:: Metinden alıntı

AKP, "milli görüş" yaklaşımından uzak olduğunu ilan ederek çıktı sahneye. Bu, o koşullarda önemli bir bildirimdi, çünkü bir "ılımlılaşma" vaadinde bulunulduğu anlamına geliyordu. Bu süre içinde olanlar, 12 Eylül'den ANAP'ın çıkması, ANAP'lı yıllardan sonra ibrenin yeniden Süleyman Demirel'den yana dönmesi, gitgide karmaşıklaşan hayat ve getirdiği sorunlar, "merkez sağ" diyeceğimiz bloku ciddi bir şekilde sarsmıştı. Bu yeni parti, birçoklarında, boşalan o yeri dolduracak yeni alternatif olabileceği beklentisini yarattı ve AKP kendi oy patlamasını yaratarak iktidara geldi.
AKP yönetimi, erken döneminde, "akla yakın" denebilecek bir çizgi izledi. Bu süreç içinde Nazım Hikmet'in yurttaşlığının yeniden tanınması gibi beklenmedik uygulamalar dahi oldu. Tayyip Erdoğan bazı Müslüman ülkelere "laik" olmalarını tavsiye edebiliyordu. Ama birtakım aralıklarla, İslami bir ideolojiyi egemen kılma hazırlığı yapıldığını düşündüren bir şeyler de söyleniyor ya da yapılıyordu. Tayyip Erdoğan'ın demokrasi ile "otobüs yolculuğu" arasında kurduğu metaforik ilişki bu bakımdan yeterince uyarıcıydı. Öte yandan, Tayyip Erdoğan'ın geldiği yerlerden geçerek gelmiş birinin demokrasiyi böyle düşünmesi de "şaşırtıcı" bir şey değildi.

::::

__Yönergeler__:
[A] AKP'nin yükselişini anlatan metinde "AKP yönetimi, erken" sözlerinden "bir şey değildi." sözlerine kadar olan bölümü hiç değiştirmeden yazar mısın?
[B] AKP'nin iktidar yıllarını ele alan metni, son cümlesinin ardından sürdürür müsün?

:: Veri kayıtları

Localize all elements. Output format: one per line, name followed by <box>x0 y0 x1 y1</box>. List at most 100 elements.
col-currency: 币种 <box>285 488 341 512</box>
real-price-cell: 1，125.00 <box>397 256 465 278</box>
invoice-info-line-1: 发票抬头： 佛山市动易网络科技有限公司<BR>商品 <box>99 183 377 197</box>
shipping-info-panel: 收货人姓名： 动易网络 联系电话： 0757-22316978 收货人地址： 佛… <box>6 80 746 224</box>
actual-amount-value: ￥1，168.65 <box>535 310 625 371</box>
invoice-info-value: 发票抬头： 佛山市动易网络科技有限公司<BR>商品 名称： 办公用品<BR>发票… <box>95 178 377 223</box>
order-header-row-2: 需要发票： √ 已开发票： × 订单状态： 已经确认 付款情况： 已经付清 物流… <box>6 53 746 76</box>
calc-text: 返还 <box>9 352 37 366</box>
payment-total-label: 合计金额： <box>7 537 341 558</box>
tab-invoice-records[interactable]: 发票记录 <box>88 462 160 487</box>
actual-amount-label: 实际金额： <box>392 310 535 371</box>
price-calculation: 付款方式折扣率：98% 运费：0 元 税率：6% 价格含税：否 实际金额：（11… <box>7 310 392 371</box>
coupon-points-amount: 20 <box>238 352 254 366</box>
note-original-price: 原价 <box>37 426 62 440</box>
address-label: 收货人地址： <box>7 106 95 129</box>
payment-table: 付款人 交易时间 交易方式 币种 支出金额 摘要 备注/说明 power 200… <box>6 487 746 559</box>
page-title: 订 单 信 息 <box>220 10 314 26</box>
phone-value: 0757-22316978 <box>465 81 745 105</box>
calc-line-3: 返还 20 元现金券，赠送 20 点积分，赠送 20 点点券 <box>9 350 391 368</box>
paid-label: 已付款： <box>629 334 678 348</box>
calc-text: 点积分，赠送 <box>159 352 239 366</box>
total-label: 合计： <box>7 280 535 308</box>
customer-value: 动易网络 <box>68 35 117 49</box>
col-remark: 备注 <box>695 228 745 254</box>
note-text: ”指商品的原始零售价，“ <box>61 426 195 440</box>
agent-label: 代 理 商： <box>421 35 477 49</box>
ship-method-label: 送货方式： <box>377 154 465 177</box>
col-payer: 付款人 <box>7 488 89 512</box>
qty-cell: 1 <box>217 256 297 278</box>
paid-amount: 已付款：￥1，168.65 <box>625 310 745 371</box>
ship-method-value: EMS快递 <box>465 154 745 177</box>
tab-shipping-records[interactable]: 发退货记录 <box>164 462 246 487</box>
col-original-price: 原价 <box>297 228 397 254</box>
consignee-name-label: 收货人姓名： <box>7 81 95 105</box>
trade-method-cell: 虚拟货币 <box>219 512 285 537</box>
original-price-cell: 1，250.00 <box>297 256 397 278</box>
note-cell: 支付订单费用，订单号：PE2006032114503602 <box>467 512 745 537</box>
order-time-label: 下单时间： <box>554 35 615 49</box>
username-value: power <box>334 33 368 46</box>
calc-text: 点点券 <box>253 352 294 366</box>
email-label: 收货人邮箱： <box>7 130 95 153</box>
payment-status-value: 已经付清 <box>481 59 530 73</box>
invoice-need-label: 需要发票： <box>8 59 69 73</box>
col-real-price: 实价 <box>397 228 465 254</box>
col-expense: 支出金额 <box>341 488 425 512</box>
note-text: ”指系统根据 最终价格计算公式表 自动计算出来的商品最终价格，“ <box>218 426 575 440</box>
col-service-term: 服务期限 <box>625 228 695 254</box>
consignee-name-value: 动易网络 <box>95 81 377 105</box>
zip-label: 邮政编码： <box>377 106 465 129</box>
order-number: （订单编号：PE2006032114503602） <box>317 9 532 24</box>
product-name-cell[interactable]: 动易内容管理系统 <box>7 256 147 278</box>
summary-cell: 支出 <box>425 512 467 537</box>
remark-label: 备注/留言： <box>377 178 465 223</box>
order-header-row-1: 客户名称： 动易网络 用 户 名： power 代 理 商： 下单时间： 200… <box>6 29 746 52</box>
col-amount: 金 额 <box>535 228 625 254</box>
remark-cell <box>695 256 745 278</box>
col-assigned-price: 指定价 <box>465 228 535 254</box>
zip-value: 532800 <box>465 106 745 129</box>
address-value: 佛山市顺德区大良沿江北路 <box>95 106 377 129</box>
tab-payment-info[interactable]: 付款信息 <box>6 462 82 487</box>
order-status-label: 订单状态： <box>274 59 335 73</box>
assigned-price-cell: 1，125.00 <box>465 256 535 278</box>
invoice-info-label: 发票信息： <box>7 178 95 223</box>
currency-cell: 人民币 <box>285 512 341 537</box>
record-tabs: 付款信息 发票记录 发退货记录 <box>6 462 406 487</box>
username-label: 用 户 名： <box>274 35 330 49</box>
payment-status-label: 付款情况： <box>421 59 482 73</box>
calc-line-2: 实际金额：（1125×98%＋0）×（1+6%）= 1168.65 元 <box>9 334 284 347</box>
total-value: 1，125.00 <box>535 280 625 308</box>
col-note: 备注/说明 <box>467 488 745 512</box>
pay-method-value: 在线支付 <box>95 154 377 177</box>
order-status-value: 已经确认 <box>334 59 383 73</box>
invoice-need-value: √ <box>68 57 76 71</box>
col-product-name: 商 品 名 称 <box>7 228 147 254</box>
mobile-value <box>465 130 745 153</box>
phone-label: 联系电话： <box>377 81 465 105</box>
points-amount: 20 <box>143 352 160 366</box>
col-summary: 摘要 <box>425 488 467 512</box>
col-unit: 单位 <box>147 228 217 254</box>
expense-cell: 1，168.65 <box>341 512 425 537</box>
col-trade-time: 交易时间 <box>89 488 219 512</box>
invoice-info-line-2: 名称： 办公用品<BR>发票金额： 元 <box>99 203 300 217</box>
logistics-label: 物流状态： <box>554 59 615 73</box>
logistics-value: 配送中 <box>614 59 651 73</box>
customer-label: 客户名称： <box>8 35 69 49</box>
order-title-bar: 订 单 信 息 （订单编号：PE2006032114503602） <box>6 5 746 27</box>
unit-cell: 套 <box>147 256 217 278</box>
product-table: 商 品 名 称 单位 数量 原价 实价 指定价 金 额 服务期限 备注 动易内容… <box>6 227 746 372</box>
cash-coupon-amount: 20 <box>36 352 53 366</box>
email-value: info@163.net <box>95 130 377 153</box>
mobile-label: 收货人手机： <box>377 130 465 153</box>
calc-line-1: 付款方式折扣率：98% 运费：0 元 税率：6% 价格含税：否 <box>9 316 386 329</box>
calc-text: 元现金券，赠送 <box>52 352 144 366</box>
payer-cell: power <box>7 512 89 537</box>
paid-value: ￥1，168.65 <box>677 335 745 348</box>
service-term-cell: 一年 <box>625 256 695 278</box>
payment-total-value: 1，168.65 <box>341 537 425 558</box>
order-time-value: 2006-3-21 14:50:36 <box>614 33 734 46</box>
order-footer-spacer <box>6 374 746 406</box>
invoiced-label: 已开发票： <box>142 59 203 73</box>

::::

__Alıştırma yanıtları__:
[A]
AKP yönetimi, erken döneminde, "akla yakın" denebilecek bir çizgi izledi. Bu süreç içinde Nazım Hikmet'in yurttaşlığının yeniden tanınması gibi beklenmedik uygulamalar dahi oldu. Tayyip Erdoğan bazı Müslüman ülkelere "laik" olmalarını tavsiye edebiliyordu. Ama birtakım aralıklarla, İslami bir ideolojiyi egemen kılma hazırlığı yapıldığını düşündüren bir şeyler de söyleniyor ya da yapılıyordu. Tayyip Erdoğan'ın demokrasi ile "otobüs yolculuğu" arasında kurduğu metaforik ilişki bu bakımdan yeterince uyarıcıydı. Öte yandan, Tayyip Erdoğan'ın geldiği yerlerden geçerek gelmiş birinin demokrasiyi böyle düşünmesi de "şaşırtıcı" bir şey değildi.

[B]
"Tercih Meselesi" dediğim şey de bu sıralarda AKP'nin İstanbul il başkanının beyanatıyla Türkiye siyaset dünyasının ortasına düştü. Belli ki Tayyip Erdoğan bu politika değişimini topluma ilan etme zamanının geldiğine hükmetmişti. İlan ettikten sonra da eyleme geçme zamanı geliyordu. O zamana kadar AKP'nin uyguladığı politikanın aslında "tercih ettiği" politika olmadığı, genel koşulların ona empoze ettiği politik davranış gereği olduğu anlaşılıyordu. Şimdi bundan vazgeçiliyordu.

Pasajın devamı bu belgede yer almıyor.